* BEGIN *

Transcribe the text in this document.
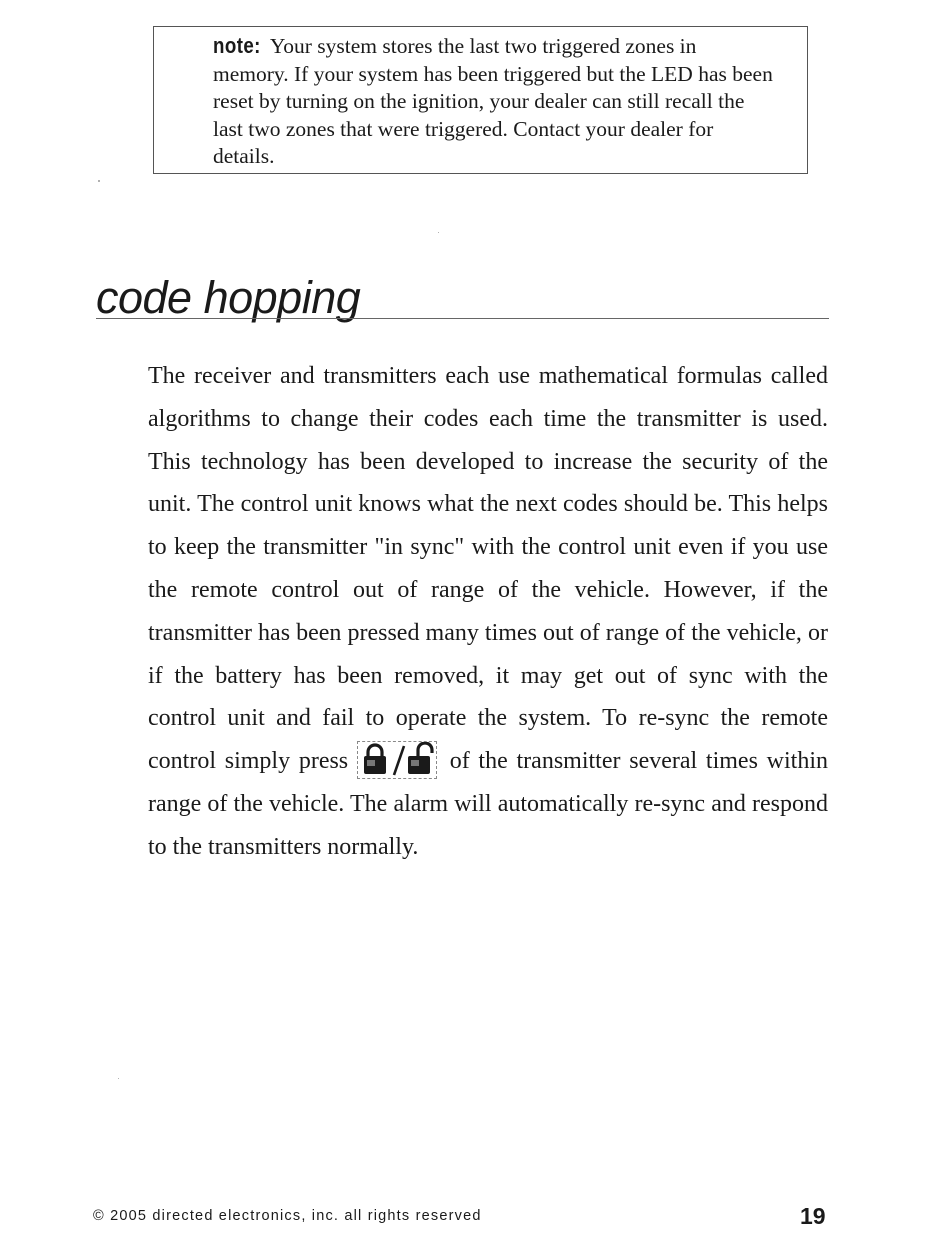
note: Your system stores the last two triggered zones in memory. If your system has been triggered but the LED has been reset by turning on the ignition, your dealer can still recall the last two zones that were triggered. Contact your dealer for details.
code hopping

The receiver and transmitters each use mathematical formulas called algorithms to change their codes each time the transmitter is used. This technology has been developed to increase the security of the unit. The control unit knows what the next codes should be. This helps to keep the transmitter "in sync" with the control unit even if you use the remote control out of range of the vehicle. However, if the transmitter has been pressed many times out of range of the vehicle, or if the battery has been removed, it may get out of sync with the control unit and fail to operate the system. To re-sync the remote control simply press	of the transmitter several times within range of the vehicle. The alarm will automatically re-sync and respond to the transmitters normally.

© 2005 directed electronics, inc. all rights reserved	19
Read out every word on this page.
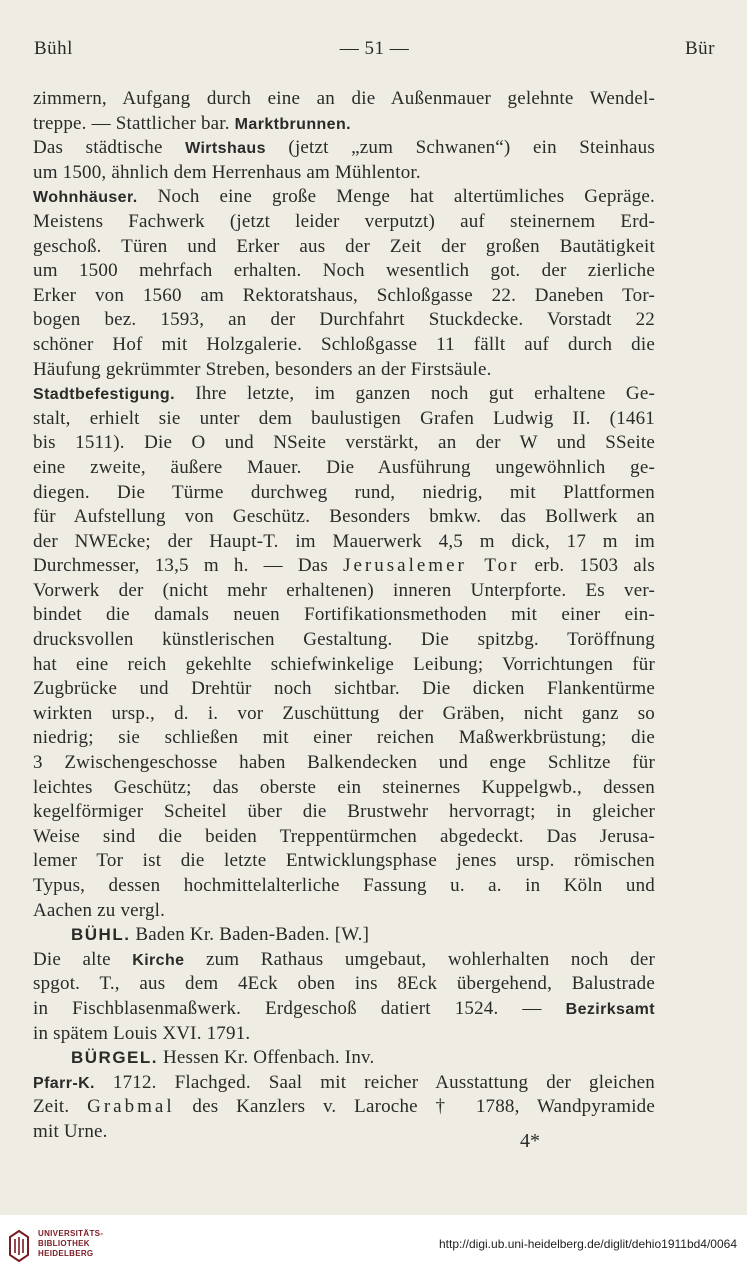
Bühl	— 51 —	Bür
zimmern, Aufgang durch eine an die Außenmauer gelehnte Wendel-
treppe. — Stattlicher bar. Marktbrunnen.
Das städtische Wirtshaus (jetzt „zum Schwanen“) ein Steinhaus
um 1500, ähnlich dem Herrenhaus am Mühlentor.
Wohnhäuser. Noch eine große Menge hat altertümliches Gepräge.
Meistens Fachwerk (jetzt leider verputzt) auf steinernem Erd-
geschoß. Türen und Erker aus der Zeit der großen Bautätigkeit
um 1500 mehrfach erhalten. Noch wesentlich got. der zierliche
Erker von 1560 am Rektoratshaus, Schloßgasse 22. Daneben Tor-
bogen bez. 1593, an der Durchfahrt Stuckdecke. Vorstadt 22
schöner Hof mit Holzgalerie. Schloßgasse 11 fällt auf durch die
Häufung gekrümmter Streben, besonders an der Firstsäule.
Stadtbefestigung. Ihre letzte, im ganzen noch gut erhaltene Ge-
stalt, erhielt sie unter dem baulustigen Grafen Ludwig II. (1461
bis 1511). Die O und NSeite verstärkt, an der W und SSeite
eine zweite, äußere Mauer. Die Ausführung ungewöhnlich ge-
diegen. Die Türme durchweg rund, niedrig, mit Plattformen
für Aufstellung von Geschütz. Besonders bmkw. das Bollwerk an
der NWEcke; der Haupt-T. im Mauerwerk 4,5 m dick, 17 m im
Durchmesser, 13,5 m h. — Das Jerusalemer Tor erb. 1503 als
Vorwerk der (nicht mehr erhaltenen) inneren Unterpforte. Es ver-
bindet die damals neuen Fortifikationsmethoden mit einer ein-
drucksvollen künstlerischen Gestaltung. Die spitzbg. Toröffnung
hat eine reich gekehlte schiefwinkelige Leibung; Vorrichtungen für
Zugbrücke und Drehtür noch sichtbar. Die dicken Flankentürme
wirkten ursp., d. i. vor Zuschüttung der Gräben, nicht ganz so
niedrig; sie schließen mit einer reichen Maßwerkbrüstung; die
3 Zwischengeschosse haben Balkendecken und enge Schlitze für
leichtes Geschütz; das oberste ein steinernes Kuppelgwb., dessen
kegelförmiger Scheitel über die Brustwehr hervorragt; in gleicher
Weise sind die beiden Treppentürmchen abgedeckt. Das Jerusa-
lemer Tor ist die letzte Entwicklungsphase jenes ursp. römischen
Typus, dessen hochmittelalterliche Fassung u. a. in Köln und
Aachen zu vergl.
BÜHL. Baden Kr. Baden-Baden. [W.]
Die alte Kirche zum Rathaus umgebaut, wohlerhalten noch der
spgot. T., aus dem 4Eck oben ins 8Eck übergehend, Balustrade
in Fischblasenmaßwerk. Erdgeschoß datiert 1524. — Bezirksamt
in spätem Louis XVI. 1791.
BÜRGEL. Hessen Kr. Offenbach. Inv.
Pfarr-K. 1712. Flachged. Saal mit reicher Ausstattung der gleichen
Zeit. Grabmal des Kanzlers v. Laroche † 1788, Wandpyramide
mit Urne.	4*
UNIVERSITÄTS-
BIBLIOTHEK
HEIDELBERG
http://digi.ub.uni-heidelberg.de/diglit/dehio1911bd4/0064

* END *
* BEGIN *

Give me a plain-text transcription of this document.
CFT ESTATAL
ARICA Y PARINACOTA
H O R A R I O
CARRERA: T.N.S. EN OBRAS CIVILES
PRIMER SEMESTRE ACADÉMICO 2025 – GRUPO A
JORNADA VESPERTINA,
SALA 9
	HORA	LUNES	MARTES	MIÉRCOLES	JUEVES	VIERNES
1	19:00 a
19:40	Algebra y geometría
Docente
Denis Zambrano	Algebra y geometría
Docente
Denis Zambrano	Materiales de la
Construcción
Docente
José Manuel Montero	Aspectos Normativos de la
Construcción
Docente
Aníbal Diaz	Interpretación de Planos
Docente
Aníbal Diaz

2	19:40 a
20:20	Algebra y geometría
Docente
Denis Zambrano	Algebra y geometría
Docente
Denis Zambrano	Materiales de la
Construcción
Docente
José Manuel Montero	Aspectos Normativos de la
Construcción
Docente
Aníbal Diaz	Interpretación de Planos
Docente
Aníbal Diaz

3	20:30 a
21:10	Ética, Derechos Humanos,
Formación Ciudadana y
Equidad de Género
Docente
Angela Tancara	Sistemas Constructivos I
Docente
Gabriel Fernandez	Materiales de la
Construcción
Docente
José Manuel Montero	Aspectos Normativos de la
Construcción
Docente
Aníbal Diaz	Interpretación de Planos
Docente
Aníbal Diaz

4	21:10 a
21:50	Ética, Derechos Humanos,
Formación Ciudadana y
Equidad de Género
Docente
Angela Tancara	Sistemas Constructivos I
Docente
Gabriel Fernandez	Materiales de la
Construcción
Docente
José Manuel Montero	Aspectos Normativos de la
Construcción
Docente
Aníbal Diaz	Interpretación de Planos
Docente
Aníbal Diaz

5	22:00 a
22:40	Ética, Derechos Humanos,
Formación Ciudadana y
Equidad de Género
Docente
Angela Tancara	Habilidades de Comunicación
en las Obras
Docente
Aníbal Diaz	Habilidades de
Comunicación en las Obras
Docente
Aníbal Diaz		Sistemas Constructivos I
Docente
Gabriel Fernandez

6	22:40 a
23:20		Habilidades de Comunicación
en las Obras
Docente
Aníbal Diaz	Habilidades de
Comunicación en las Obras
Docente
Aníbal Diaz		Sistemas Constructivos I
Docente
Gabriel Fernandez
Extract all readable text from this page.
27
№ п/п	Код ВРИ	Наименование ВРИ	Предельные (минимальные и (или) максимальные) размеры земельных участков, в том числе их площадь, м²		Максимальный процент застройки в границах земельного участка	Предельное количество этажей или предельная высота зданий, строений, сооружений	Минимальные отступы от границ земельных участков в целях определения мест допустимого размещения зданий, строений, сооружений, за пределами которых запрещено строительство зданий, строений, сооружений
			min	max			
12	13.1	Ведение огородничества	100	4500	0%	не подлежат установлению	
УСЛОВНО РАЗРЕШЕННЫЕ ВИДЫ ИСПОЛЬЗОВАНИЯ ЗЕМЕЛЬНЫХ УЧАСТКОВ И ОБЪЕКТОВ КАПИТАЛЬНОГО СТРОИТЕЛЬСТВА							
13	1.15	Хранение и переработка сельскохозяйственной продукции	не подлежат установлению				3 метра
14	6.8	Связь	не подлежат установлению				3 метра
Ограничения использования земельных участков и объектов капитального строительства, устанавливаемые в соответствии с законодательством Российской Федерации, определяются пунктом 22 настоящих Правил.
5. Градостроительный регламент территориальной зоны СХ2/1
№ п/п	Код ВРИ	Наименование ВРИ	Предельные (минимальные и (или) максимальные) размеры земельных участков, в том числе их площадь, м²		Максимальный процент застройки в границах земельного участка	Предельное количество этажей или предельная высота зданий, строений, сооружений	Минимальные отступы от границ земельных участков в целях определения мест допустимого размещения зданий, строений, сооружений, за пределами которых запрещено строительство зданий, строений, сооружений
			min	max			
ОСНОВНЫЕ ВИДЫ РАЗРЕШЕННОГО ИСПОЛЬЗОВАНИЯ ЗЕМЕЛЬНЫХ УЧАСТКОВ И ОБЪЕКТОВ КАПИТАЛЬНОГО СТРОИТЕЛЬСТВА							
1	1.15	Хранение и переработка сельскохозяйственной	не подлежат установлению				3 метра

* END *
* BEGIN *

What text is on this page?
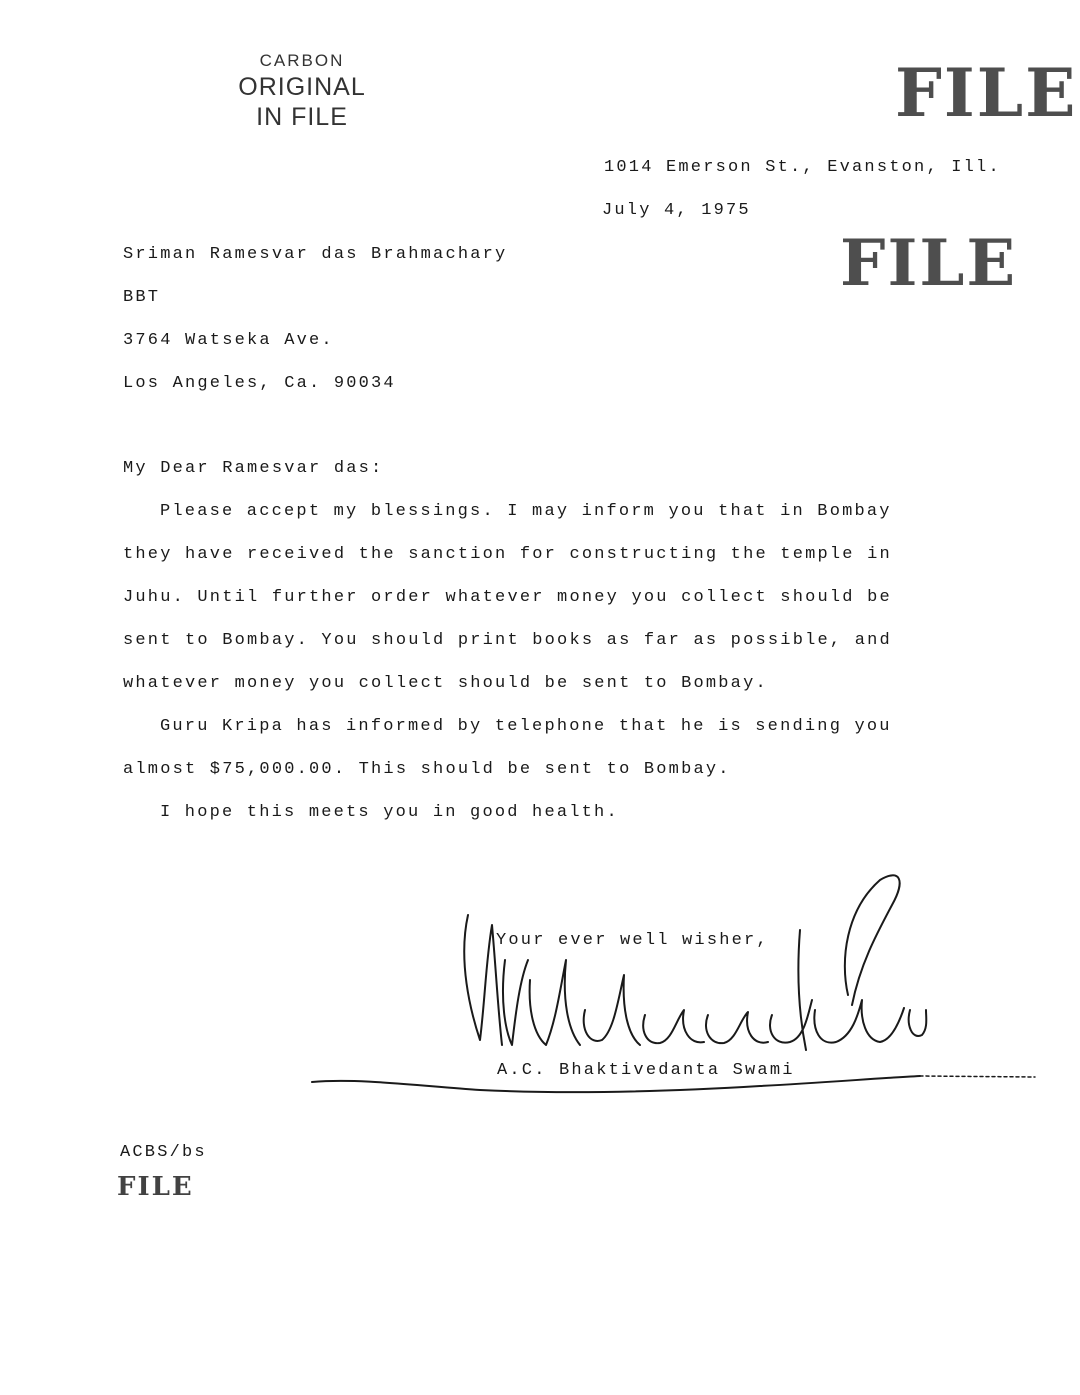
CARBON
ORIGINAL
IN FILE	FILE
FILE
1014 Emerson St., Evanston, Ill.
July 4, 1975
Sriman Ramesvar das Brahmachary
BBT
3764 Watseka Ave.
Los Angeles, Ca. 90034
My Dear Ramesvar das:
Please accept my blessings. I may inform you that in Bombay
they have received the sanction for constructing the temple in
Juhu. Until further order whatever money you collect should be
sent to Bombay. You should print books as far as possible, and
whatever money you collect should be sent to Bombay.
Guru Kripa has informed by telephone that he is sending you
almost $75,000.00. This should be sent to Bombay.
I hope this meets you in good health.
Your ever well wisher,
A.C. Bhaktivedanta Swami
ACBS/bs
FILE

* END *

## What you should do
Identify each line in the entries with the word "Derechos" and copy it.

## Exercise output
21:10	Ética, Derechos Humanos,
21:50	Ética, Derechos Humanos,
22:40	Ética, Derechos Humanos,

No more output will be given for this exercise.